> [Given exercise]:
Leave out the pictures and copy everything else below exactly.

Stored entries

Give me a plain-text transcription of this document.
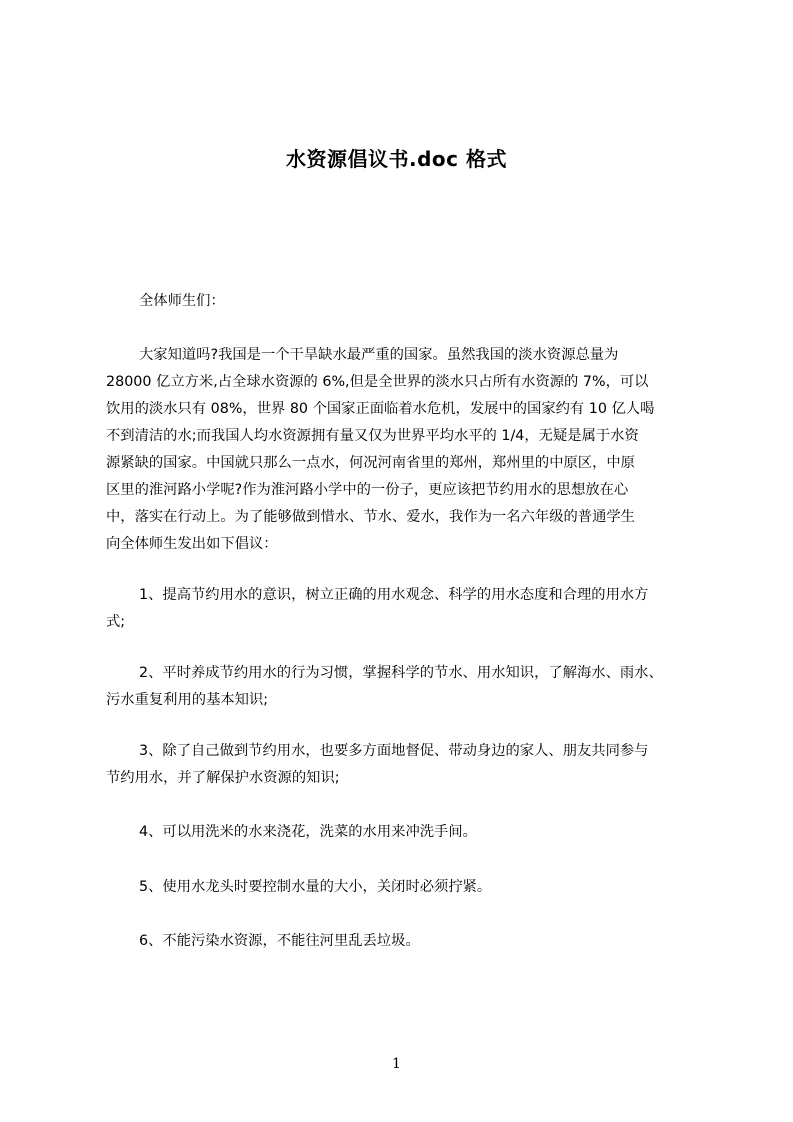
水资源倡议书.doc 格式

全体师生们：

大家知道吗?我国是一个干旱缺水最严重的国家。虽然我国的淡水资源总量为

28000 亿立方米,占全球水资源的 6%,但是全世界的淡水只占所有水资源的 7%，可以

饮用的淡水只有 08%，世界 80 个国家正面临着水危机，发展中的国家约有 10 亿人喝

不到清洁的水;而我国人均水资源拥有量又仅为世界平均水平的 1/4，无疑是属于水资

源紧缺的国家。中国就只那么一点水，何况河南省里的郑州，郑州里的中原区，中原

区里的淮河路小学呢?作为淮河路小学中的一份子，更应该把节约用水的思想放在心

中，落实在行动上。为了能够做到惜水、节水、爱水，我作为一名六年级的普通学生

向全体师生发出如下倡议：

1、提高节约用水的意识，树立正确的用水观念、科学的用水态度和合理的用水方

式;

2、平时养成节约用水的行为习惯，掌握科学的节水、用水知识，了解海水、雨水、

污水重复利用的基本知识;

3、除了自己做到节约用水，也要多方面地督促、带动身边的家人、朋友共同参与

节约用水，并了解保护水资源的知识;

4、可以用洗米的水来浇花，洗菜的水用来冲洗手间。

5、使用水龙头时要控制水量的大小，关闭时必须拧紧。

6、不能污染水资源，不能往河里乱丢垃圾。

1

> [Written solution]:
Give me a plain-text transcription of this document.
水资源倡议书.doc 格式

全体师生们：

大家知道吗?我国是一个干旱缺水最严重的国家。虽然我国的淡水资源总量为

28000 亿立方米,占全球水资源的 6%,但是全世界的淡水只占所有水资源的 7%，可以

饮用的淡水只有 08%，世界 80 个国家正面临着水危机，发展中的国家约有 10 亿人喝

不到清洁的水;而我国人均水资源拥有量又仅为世界平均水平的 1/4，无疑是属于水资

源紧缺的国家。中国就只那么一点水，何况河南省里的郑州，郑州里的中原区，中原

区里的淮河路小学呢?作为淮河路小学中的一份子，更应该把节约用水的思想放在心

中，落实在行动上。为了能够做到惜水、节水、爱水，我作为一名六年级的普通学生

向全体师生发出如下倡议：

1、提高节约用水的意识，树立正确的用水观念、科学的用水态度和合理的用水方

式;

2、平时养成节约用水的行为习惯，掌握科学的节水、用水知识，了解海水、雨水、

污水重复利用的基本知识;

3、除了自己做到节约用水，也要多方面地督促、带动身边的家人、朋友共同参与

节约用水，并了解保护水资源的知识;

4、可以用洗米的水来浇花，洗菜的水用来冲洗手间。

5、使用水龙头时要控制水量的大小，关闭时必须拧紧。

6、不能污染水资源，不能往河里乱丢垃圾。

1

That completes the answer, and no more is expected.